#### Request
Go through the material below, count the lines with the word "granted", and reply with the count alone.
— start —
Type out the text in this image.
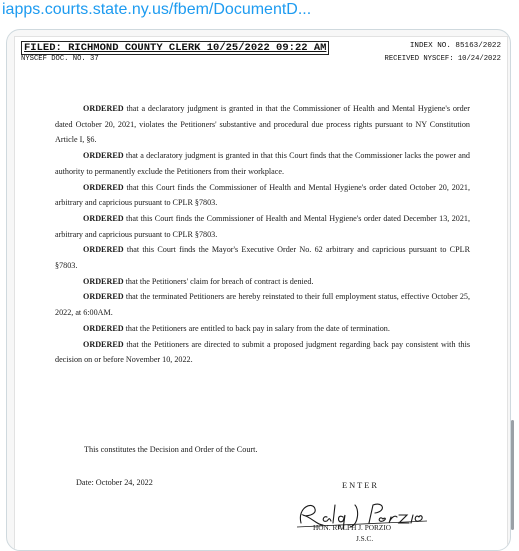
iapps.courts.state.ny.us/fbem/DocumentD...
FILED: RICHMOND COUNTY CLERK 10/25/2022 09:22 AM	INDEX NO. 85163/2022
NYSCEF DOC. NO. 37	RECEIVED NYSCEF: 10/24/2022

ORDERED that a declaratory judgment is granted in that the Commissioner of Health and Mental Hygiene's order dated October 20, 2021, violates the Petitioners' substantive and procedural due process rights pursuant to NY Constitution Article I, §6.

ORDERED that a declaratory judgment is granted in that this Court finds that the Commissioner lacks the power and authority to permanently exclude the Petitioners from their workplace.

ORDERED that this Court finds the Commissioner of Health and Mental Hygiene's order dated October 20, 2021, arbitrary and capricious pursuant to CPLR §7803.

ORDERED that this Court finds the Commissioner of Health and Mental Hygiene's order dated December 13, 2021, arbitrary and capricious pursuant to CPLR §7803.

ORDERED that this Court finds the Mayor's Executive Order No. 62 arbitrary and capricious pursuant to CPLR §7803.

ORDERED that the Petitioners' claim for breach of contract is denied.

ORDERED that the terminated Petitioners are hereby reinstated to their full employment status, effective October 25, 2022, at 6:00AM.

ORDERED that the Petitioners are entitled to back pay in salary from the date of termination.

ORDERED that the Petitioners are directed to submit a proposed judgment regarding back pay consistent with this decision on or before November 10, 2022.

This constitutes the Decision and Order of the Court.
Date: October 24, 2022	ENTER
HON. RALPH J. PORZIO
J.S.C.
— end —
#### Exercise solution
2